- STATED TASK: Pull out every line below holding the word "Expon".

[Stored items from a collection]

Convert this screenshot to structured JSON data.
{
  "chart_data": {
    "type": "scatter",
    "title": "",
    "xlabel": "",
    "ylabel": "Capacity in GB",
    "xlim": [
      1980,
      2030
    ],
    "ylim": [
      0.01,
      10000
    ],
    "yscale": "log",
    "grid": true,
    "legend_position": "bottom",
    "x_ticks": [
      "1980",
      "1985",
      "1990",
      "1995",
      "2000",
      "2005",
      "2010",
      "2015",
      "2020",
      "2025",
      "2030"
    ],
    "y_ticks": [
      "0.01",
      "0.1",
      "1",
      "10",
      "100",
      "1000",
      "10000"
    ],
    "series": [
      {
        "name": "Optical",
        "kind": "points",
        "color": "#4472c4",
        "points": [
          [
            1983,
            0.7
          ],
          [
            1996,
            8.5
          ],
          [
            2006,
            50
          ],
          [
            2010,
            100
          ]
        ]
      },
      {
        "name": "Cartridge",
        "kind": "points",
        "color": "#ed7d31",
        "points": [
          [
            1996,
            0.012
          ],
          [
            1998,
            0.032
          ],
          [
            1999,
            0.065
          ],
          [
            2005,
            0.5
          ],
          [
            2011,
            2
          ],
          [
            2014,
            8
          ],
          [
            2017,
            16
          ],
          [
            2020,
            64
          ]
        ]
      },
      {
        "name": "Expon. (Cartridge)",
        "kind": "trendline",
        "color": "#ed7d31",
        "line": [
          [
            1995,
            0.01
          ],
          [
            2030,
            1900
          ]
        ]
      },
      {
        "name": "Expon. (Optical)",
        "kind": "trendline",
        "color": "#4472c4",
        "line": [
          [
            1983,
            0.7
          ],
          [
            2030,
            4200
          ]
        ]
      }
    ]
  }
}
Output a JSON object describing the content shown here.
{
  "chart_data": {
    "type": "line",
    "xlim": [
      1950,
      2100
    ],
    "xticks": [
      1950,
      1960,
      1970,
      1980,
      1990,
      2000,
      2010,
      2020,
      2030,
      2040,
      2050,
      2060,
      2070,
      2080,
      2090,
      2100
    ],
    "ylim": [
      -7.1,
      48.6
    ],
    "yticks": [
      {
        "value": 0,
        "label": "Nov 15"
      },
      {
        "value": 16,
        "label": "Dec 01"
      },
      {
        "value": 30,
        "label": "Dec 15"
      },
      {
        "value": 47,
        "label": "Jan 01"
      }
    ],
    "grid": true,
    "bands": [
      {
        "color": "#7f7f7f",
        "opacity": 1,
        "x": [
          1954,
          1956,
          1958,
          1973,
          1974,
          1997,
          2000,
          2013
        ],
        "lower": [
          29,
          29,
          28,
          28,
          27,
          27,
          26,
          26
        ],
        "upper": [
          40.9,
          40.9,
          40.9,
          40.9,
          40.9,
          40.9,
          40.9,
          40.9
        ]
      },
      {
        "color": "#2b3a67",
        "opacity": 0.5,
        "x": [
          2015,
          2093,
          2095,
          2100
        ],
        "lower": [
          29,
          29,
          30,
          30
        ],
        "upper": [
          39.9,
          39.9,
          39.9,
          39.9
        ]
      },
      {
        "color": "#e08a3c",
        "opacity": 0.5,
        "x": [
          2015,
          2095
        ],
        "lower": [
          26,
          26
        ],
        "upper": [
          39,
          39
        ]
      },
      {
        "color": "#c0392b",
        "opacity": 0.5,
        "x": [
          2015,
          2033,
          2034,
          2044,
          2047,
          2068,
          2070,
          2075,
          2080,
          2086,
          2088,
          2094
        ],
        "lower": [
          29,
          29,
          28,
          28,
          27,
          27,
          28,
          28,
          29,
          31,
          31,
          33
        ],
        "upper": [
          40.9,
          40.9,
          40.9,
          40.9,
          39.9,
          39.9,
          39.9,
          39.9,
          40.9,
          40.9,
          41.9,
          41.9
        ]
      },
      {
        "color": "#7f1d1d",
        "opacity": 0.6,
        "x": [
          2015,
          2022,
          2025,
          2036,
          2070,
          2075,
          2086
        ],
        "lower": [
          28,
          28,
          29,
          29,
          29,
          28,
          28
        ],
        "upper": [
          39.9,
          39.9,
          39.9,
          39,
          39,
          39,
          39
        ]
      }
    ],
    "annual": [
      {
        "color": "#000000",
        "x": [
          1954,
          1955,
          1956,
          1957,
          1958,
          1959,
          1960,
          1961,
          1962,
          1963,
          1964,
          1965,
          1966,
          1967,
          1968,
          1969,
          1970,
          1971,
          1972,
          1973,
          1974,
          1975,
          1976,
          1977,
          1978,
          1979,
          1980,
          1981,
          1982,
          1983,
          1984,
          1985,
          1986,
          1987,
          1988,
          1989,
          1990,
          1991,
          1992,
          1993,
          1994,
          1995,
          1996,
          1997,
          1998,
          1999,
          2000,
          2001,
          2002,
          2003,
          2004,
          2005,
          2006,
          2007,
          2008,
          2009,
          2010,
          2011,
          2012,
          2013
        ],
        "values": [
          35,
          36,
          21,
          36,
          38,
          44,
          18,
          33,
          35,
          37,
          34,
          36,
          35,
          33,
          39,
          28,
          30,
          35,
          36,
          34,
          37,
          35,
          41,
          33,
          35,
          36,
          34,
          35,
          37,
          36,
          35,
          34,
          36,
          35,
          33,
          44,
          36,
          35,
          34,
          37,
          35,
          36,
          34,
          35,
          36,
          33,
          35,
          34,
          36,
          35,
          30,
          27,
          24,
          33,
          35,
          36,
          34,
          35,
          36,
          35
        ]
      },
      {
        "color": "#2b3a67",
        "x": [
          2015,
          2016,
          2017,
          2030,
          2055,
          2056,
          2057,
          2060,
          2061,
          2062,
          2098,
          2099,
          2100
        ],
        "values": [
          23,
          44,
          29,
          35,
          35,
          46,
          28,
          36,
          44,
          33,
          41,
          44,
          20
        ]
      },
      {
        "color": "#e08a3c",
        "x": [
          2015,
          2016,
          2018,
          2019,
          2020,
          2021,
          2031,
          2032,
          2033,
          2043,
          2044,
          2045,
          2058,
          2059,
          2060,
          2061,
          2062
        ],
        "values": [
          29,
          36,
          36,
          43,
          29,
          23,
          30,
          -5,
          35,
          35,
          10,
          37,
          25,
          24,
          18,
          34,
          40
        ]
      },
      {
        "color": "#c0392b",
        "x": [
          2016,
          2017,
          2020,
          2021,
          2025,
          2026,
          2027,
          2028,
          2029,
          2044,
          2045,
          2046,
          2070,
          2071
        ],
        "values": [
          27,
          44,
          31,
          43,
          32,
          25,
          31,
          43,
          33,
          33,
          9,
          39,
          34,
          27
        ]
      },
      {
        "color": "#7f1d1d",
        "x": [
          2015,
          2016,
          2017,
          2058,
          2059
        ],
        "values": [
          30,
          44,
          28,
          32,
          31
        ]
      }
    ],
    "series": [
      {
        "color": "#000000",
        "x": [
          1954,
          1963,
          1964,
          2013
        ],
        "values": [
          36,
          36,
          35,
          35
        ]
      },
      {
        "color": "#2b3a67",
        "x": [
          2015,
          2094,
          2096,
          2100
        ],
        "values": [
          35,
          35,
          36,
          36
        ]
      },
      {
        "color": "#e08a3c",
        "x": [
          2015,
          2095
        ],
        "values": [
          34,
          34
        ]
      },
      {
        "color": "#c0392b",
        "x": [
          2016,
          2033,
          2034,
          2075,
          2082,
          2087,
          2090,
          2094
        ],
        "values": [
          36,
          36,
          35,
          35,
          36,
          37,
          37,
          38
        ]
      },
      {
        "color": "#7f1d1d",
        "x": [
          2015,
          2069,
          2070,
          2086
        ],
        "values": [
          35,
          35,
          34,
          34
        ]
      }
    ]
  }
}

- TASK OUTPUT:
        "name": "Expon. (Cartridge)",
        "name": "Expon. (Optical)",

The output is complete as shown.